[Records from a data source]
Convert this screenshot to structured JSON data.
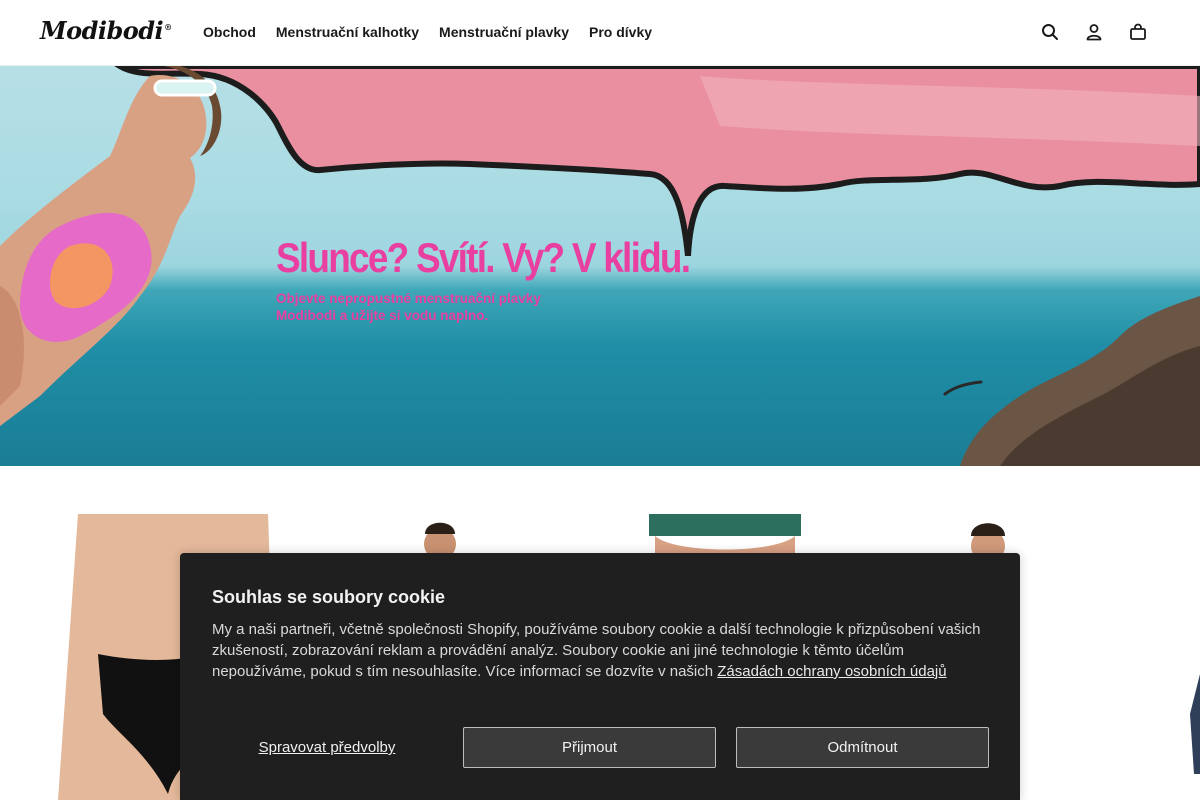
{
  "header": {
    "logo": "Modibodi",
    "logo_mark": "®",
    "nav": [
      {
        "label": "Obchod"
      },
      {
        "label": "Menstruační kalhotky"
      },
      {
        "label": "Menstruační plavky"
      },
      {
        "label": "Pro dívky"
      }
    ],
    "icons": [
      "search-icon",
      "account-icon",
      "cart-icon"
    ]
  },
  "hero": {
    "title": "Slunce? Svítí. Vy? V klidu.",
    "subtitle_line1": "Objevte nepropustné menstruační plavky",
    "subtitle_line2": "Modibodi a užijte si vodu naplno.",
    "accent_color": "#e83fa0"
  },
  "cookie": {
    "title": "Souhlas se soubory cookie",
    "text": "My a naši partneři, včetně společnosti Shopify, používáme soubory cookie a další technologie k přizpůsobení vašich zkušeností, zobrazování reklam a provádění analýz. Soubory cookie ani jiné technologie k těmto účelům nepoužíváme, pokud s tím nesouhlasíte. Více informací se dozvíte v našich ",
    "policy_link": "Zásadách ochrany osobních údajů",
    "manage_label": "Spravovat předvolby",
    "accept_label": "Přijmout",
    "decline_label": "Odmítnout"
  }
}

DIRECTION: Retype all of the entries exactly as written, leaving out any images.

THE SOLUTION:
Convert this screenshot to structured JSON data.
{
  "header": {
    "logo": "Modibodi",
    "logo_mark": "®",
    "nav": [
      {
        "label": "Obchod"
      },
      {
        "label": "Menstruační kalhotky"
      },
      {
        "label": "Menstruační plavky"
      },
      {
        "label": "Pro dívky"
      }
    ],
    "icons": [
      "search-icon",
      "account-icon",
      "cart-icon"
    ]
  },
  "hero": {
    "title": "Slunce? Svítí. Vy? V klidu.",
    "subtitle_line1": "Objevte nepropustné menstruační plavky",
    "subtitle_line2": "Modibodi a užijte si vodu naplno.",
    "accent_color": "#e83fa0"
  },
  "cookie": {
    "title": "Souhlas se soubory cookie",
    "text": "My a naši partneři, včetně společnosti Shopify, používáme soubory cookie a další technologie k přizpůsobení vašich zkušeností, zobrazování reklam a provádění analýz. Soubory cookie ani jiné technologie k těmto účelům nepoužíváme, pokud s tím nesouhlasíte. Více informací se dozvíte v našich ",
    "policy_link": "Zásadách ochrany osobních údajů",
    "manage_label": "Spravovat předvolby",
    "accept_label": "Přijmout",
    "decline_label": "Odmítnout"
  }
}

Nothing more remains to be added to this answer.